__TASK INSTRUCTIONS__
Find the string "Internet" in the records. Copy every line it appears in.

__DATA SUPPLIED__
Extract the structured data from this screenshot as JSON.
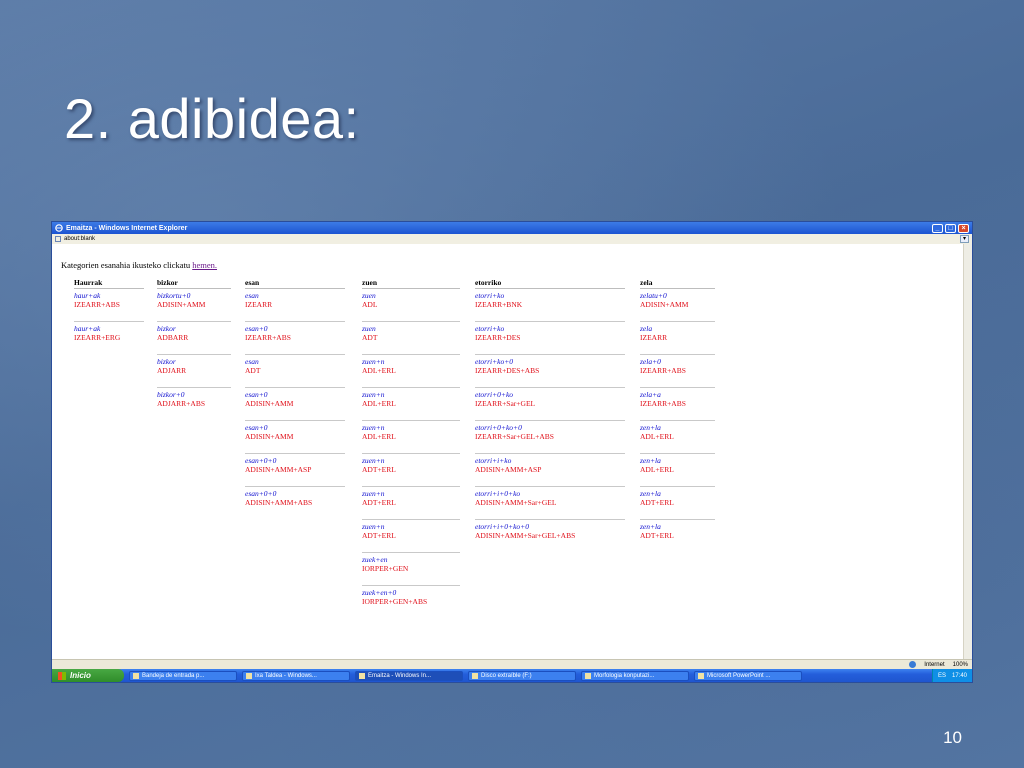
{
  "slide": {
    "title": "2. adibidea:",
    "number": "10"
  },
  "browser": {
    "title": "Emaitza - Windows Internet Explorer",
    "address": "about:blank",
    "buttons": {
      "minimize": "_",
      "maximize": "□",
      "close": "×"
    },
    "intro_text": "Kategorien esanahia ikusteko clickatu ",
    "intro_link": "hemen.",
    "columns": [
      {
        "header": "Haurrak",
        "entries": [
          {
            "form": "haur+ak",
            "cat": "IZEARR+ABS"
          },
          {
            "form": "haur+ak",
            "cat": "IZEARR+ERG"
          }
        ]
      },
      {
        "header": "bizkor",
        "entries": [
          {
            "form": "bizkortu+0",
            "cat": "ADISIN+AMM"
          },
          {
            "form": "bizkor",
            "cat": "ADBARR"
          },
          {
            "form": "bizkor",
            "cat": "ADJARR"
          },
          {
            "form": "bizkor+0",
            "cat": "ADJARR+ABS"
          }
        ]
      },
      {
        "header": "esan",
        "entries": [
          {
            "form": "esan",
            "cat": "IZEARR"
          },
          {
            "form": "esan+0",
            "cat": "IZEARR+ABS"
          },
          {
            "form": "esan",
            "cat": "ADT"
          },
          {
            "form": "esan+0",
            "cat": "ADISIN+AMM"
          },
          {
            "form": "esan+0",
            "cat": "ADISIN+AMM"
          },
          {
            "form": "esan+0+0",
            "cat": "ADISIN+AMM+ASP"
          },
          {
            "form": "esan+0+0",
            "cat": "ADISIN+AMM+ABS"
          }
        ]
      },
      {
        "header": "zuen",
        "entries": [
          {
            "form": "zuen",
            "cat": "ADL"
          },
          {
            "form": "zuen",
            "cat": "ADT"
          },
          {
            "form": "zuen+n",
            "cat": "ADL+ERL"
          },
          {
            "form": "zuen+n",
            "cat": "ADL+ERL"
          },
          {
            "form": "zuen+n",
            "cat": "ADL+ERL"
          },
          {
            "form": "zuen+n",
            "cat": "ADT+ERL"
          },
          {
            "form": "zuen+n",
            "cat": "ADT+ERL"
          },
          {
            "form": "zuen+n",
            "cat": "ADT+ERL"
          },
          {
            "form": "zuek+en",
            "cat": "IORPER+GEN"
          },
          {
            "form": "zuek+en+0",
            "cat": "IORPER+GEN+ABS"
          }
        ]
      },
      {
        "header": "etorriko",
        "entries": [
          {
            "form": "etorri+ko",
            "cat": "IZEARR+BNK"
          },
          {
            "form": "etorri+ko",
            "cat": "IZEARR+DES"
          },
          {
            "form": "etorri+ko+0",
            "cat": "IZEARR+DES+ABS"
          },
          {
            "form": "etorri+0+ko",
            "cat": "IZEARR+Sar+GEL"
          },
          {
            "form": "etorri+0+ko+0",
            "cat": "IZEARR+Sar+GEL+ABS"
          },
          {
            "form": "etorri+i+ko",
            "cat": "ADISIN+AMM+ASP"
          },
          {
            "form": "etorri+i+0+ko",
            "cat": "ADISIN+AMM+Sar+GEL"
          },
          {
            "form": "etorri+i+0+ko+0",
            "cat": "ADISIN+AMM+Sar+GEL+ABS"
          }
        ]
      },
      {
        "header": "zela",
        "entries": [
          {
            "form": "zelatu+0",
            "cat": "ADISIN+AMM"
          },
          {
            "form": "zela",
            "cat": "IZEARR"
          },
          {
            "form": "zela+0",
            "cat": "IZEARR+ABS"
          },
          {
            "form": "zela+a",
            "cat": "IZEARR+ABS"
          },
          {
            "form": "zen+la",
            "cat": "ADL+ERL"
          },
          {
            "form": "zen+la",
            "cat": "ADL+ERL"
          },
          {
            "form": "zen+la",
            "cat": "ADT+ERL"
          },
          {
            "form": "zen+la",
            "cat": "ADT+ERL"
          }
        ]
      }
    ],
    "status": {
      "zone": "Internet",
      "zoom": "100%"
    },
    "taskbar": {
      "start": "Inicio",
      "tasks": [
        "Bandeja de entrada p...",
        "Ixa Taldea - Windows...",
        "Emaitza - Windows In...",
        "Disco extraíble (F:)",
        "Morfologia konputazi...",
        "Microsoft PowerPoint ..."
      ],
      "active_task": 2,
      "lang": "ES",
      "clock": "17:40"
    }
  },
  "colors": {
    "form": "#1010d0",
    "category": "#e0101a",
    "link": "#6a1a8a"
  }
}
* * *
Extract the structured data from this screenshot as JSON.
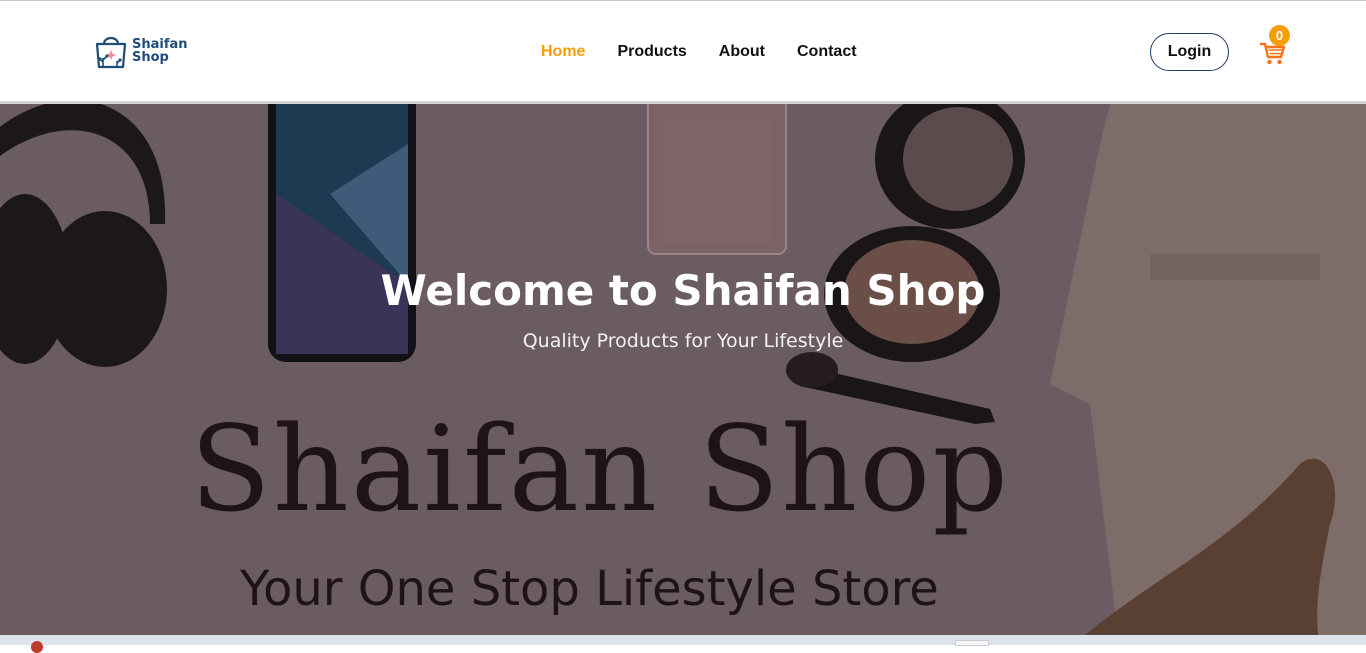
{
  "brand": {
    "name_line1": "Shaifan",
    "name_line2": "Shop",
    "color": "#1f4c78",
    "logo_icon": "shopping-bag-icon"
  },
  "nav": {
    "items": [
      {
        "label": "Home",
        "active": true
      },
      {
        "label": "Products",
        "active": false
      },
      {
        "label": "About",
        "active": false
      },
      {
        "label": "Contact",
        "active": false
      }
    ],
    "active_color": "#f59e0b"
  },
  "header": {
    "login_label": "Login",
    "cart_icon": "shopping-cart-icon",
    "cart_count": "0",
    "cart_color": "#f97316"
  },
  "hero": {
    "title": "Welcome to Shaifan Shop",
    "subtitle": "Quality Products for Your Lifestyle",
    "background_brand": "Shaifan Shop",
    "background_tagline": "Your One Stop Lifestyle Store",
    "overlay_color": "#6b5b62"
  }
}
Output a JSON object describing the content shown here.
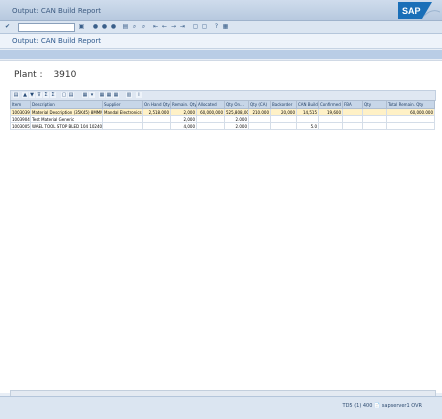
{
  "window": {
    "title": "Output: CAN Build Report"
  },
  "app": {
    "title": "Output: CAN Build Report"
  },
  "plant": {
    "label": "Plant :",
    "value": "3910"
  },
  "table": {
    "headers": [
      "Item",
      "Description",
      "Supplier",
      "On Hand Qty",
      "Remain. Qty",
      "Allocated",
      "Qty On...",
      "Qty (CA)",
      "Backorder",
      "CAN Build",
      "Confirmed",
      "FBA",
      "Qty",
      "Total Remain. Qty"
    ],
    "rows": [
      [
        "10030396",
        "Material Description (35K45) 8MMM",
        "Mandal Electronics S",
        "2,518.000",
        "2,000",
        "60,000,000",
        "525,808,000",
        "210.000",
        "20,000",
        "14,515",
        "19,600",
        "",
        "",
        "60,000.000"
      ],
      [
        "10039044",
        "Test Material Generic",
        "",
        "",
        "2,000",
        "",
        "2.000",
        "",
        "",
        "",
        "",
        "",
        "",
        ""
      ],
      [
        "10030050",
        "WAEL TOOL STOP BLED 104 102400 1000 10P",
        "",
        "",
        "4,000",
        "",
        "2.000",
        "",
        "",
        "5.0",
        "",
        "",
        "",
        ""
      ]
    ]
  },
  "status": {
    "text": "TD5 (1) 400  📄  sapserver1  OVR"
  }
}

__EXERCISE RESULT__
    "title": "Emaitza - Windows Internet Explorer",
      "zone": "Internet",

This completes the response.